═══ GIVEN DATA

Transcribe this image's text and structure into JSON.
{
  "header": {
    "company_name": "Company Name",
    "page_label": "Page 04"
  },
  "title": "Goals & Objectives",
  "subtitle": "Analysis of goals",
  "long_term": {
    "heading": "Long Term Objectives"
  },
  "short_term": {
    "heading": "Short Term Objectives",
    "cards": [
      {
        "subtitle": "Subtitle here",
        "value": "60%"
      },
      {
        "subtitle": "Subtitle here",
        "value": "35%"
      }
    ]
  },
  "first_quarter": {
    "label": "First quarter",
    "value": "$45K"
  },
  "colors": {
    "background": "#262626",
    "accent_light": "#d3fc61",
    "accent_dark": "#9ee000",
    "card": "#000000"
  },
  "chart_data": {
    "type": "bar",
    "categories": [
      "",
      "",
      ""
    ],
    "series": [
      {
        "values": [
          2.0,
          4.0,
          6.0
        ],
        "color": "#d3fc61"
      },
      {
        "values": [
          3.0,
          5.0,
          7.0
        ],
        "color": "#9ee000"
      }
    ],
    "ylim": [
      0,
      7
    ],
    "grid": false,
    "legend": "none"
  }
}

══════

■ WHAT TO PRODUCE
Return the whole listing exactly, with every line included.

■ FINISHED EXERCISE
Transcribe this image's text and structure into JSON.
{
  "header": {
    "company_name": "Company Name",
    "page_label": "Page 04"
  },
  "title": "Goals & Objectives",
  "subtitle": "Analysis of goals",
  "long_term": {
    "heading": "Long Term Objectives"
  },
  "short_term": {
    "heading": "Short Term Objectives",
    "cards": [
      {
        "subtitle": "Subtitle here",
        "value": "60%"
      },
      {
        "subtitle": "Subtitle here",
        "value": "35%"
      }
    ]
  },
  "first_quarter": {
    "label": "First quarter",
    "value": "$45K"
  },
  "colors": {
    "background": "#262626",
    "accent_light": "#d3fc61",
    "accent_dark": "#9ee000",
    "card": "#000000"
  },
  "chart_data": {
    "type": "bar",
    "categories": [
      "",
      "",
      ""
    ],
    "series": [
      {
        "values": [
          2.0,
          4.0,
          6.0
        ],
        "color": "#d3fc61"
      },
      {
        "values": [
          3.0,
          5.0,
          7.0
        ],
        "color": "#9ee000"
      }
    ],
    "ylim": [
      0,
      7
    ],
    "grid": false,
    "legend": "none"
  }
}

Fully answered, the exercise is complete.